◆ Task statement ◆
Reproduce the listing below in full and without alteration, apart from its pictures.

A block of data
□ □ □ □ □

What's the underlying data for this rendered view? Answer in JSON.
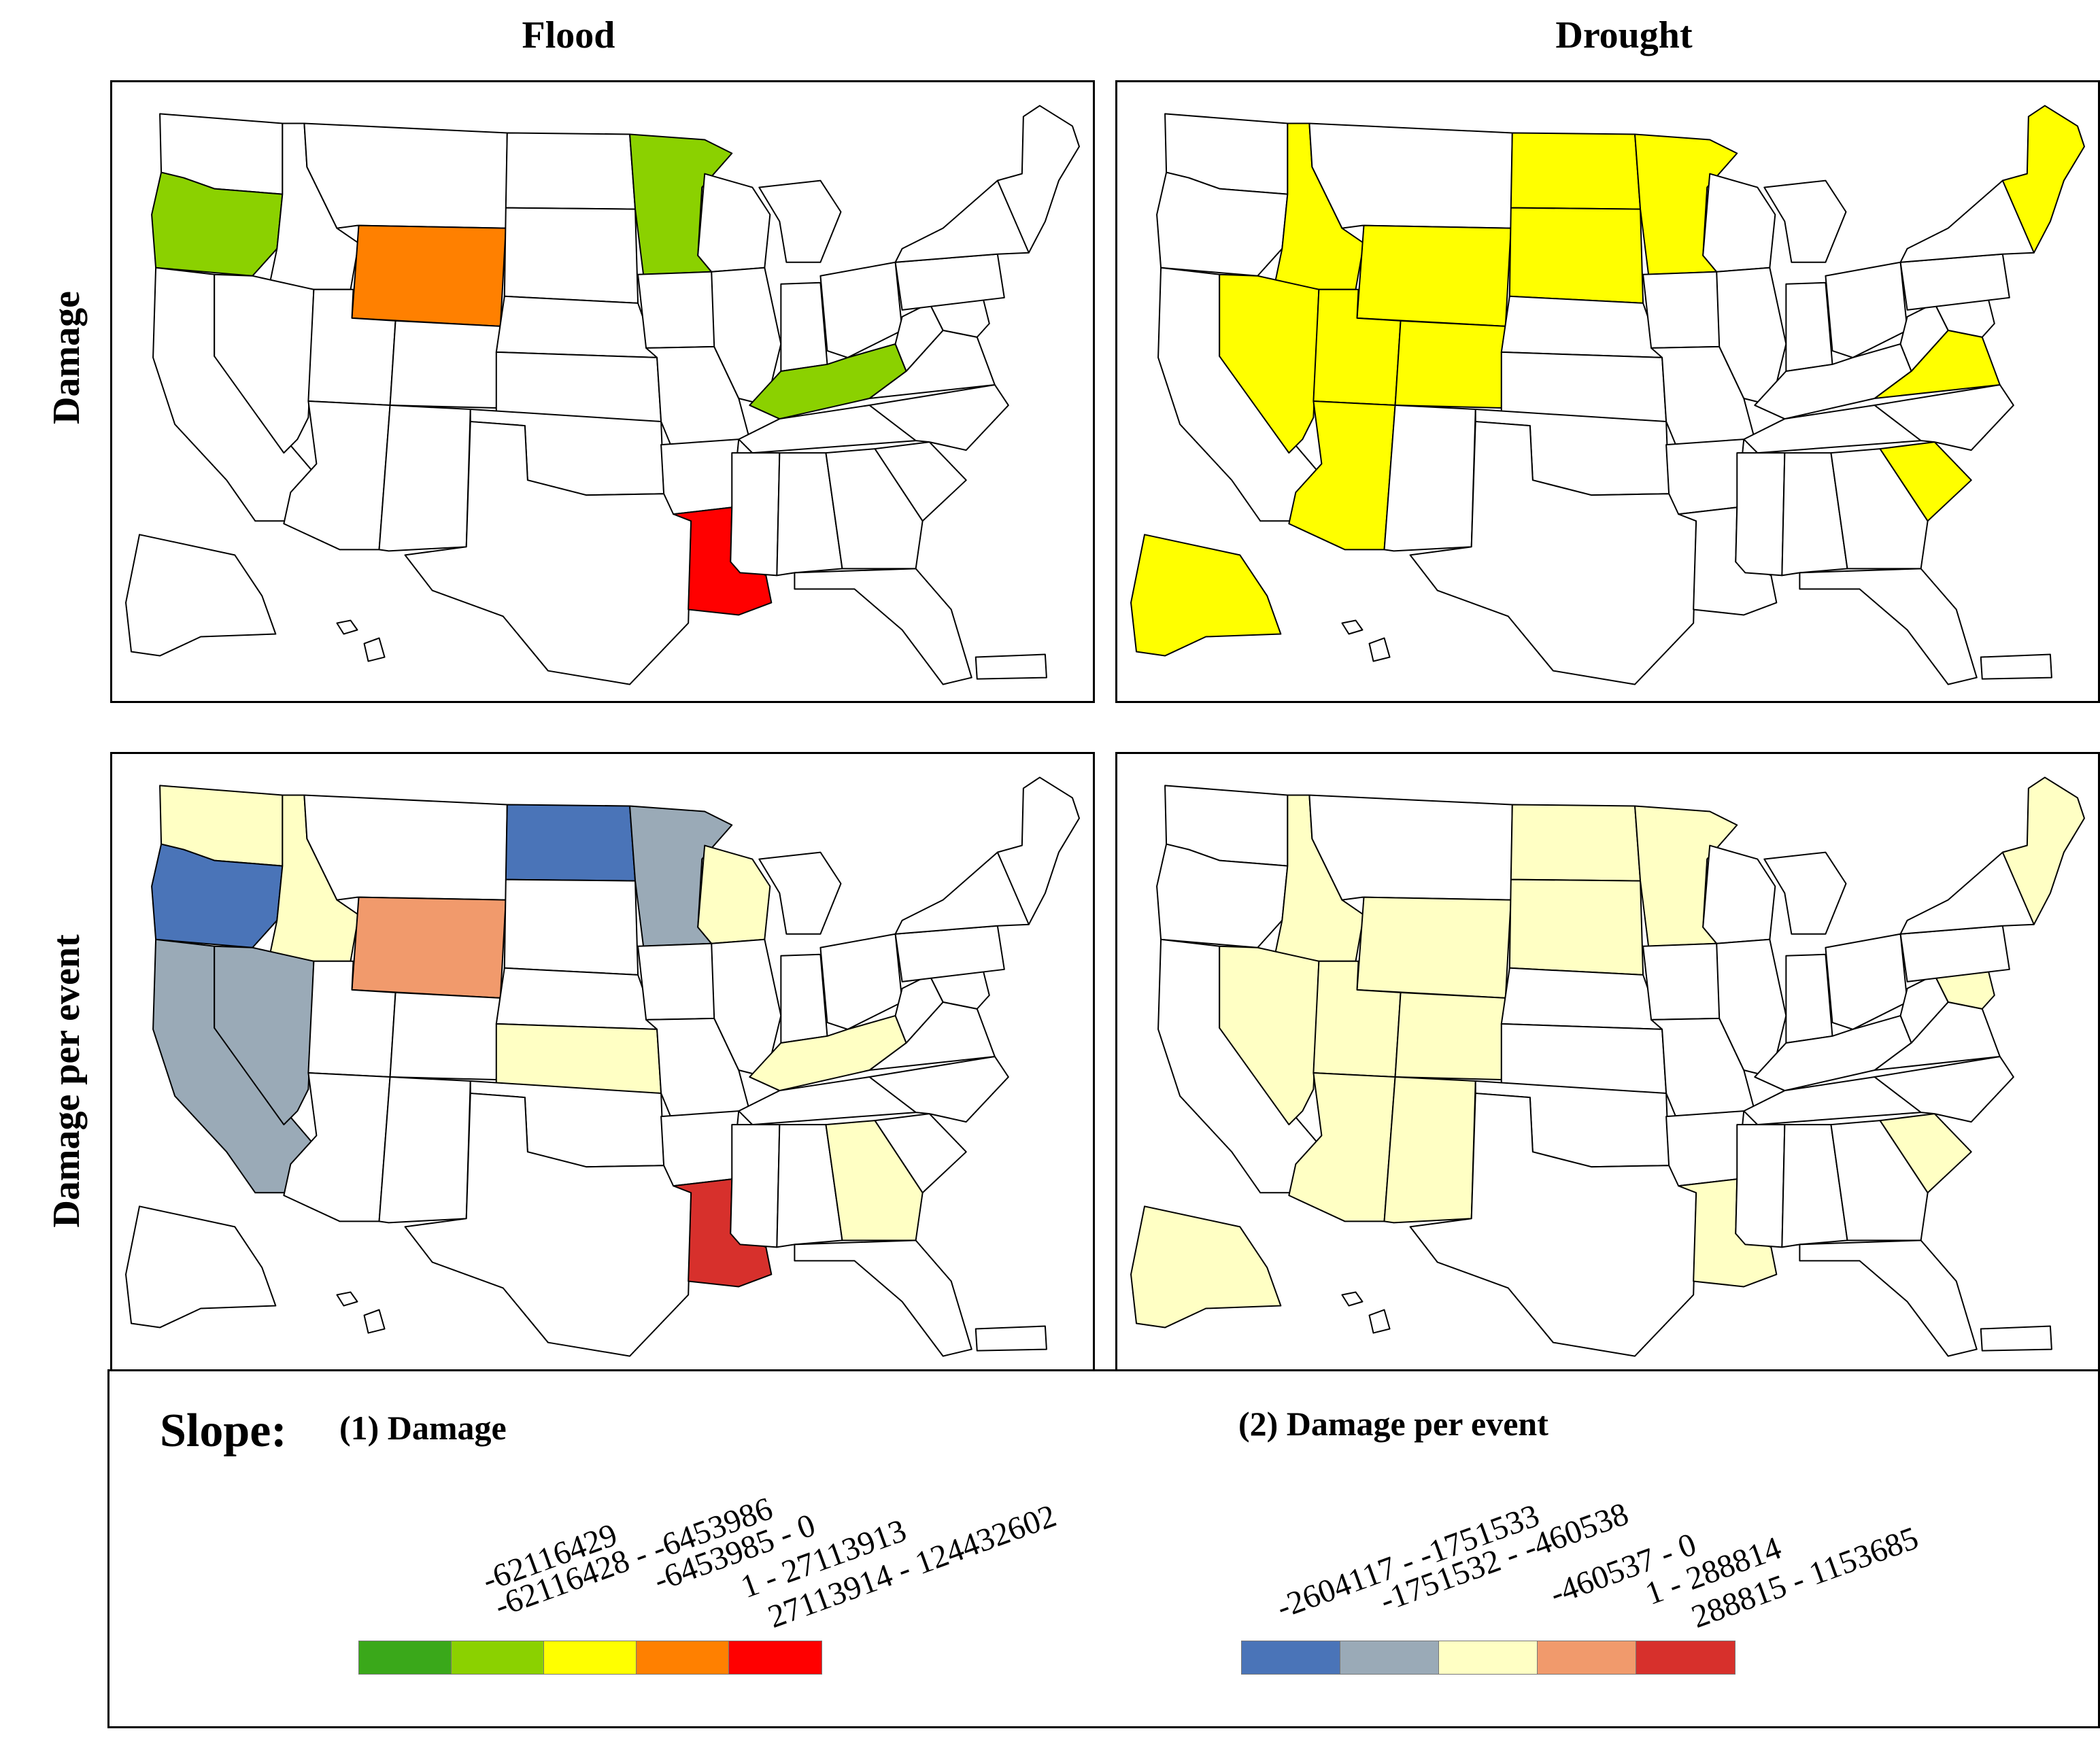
{
  "columns": {
    "left": "Flood",
    "right": "Drought"
  },
  "rows": {
    "top": "Damage",
    "bottom": "Damage per event"
  },
  "colors": {
    "none": "#ffffff",
    "damage": [
      "#3aa81a",
      "#8bd100",
      "#ffff00",
      "#ff8000",
      "#ff0000"
    ],
    "per_event": [
      "#4a74b8",
      "#9aaab7",
      "#ffffc4",
      "#f19a6c",
      "#d7302c"
    ]
  },
  "maps": {
    "flood_damage": {
      "oregon": 1,
      "minnesota": 1,
      "kentucky": 1,
      "wyoming": 3,
      "louisiana": 4
    },
    "drought_damage": {
      "idaho": 2,
      "nevada": 2,
      "utah": 2,
      "arizona": 2,
      "wyoming": 2,
      "colorado": 2,
      "north_dakota": 2,
      "south_dakota": 2,
      "minnesota": 2,
      "new_england": 2,
      "virginia": 2,
      "south_carolina": 2,
      "alaska": 2
    },
    "flood_per_event": {
      "oregon": 0,
      "north_dakota": 0,
      "california": 1,
      "nevada": 1,
      "minnesota": 1,
      "washington": 2,
      "idaho": 2,
      "wisconsin": 2,
      "kansas": 2,
      "kentucky": 2,
      "georgia": 2,
      "wyoming": 3,
      "louisiana": 4
    },
    "drought_per_event": {
      "idaho": 2,
      "nevada": 2,
      "utah": 2,
      "arizona": 2,
      "new_mexico": 2,
      "wyoming": 2,
      "colorado": 2,
      "north_dakota": 2,
      "south_dakota": 2,
      "minnesota": 2,
      "new_england": 2,
      "maryland": 2,
      "south_carolina": 2,
      "louisiana": 2,
      "alaska": 2
    }
  },
  "legend": {
    "slope_label": "Slope:",
    "damage_title": "(1) Damage",
    "per_event_title": "(2) Damage per event",
    "damage_classes": [
      "-62116429",
      "-62116428 - -6453986",
      "-6453985 - 0",
      "1 - 27113913",
      "27113914 - 124432602"
    ],
    "per_event_classes": [
      "-2604117 - -1751533",
      "-1751532 - -460538",
      "-460537 - 0",
      "1 - 288814",
      "288815 - 1153685"
    ]
  }
}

□ □ □ □ □

◆ Answer ◆
What's the underlying data for this rendered view? Answer in JSON.
{
  "columns": {
    "left": "Flood",
    "right": "Drought"
  },
  "rows": {
    "top": "Damage",
    "bottom": "Damage per event"
  },
  "colors": {
    "none": "#ffffff",
    "damage": [
      "#3aa81a",
      "#8bd100",
      "#ffff00",
      "#ff8000",
      "#ff0000"
    ],
    "per_event": [
      "#4a74b8",
      "#9aaab7",
      "#ffffc4",
      "#f19a6c",
      "#d7302c"
    ]
  },
  "maps": {
    "flood_damage": {
      "oregon": 1,
      "minnesota": 1,
      "kentucky": 1,
      "wyoming": 3,
      "louisiana": 4
    },
    "drought_damage": {
      "idaho": 2,
      "nevada": 2,
      "utah": 2,
      "arizona": 2,
      "wyoming": 2,
      "colorado": 2,
      "north_dakota": 2,
      "south_dakota": 2,
      "minnesota": 2,
      "new_england": 2,
      "virginia": 2,
      "south_carolina": 2,
      "alaska": 2
    },
    "flood_per_event": {
      "oregon": 0,
      "north_dakota": 0,
      "california": 1,
      "nevada": 1,
      "minnesota": 1,
      "washington": 2,
      "idaho": 2,
      "wisconsin": 2,
      "kansas": 2,
      "kentucky": 2,
      "georgia": 2,
      "wyoming": 3,
      "louisiana": 4
    },
    "drought_per_event": {
      "idaho": 2,
      "nevada": 2,
      "utah": 2,
      "arizona": 2,
      "new_mexico": 2,
      "wyoming": 2,
      "colorado": 2,
      "north_dakota": 2,
      "south_dakota": 2,
      "minnesota": 2,
      "new_england": 2,
      "maryland": 2,
      "south_carolina": 2,
      "louisiana": 2,
      "alaska": 2
    }
  },
  "legend": {
    "slope_label": "Slope:",
    "damage_title": "(1) Damage",
    "per_event_title": "(2) Damage per event",
    "damage_classes": [
      "-62116429",
      "-62116428 - -6453986",
      "-6453985 - 0",
      "1 - 27113913",
      "27113914 - 124432602"
    ],
    "per_event_classes": [
      "-2604117 - -1751533",
      "-1751532 - -460538",
      "-460537 - 0",
      "1 - 288814",
      "288815 - 1153685"
    ]
  }
}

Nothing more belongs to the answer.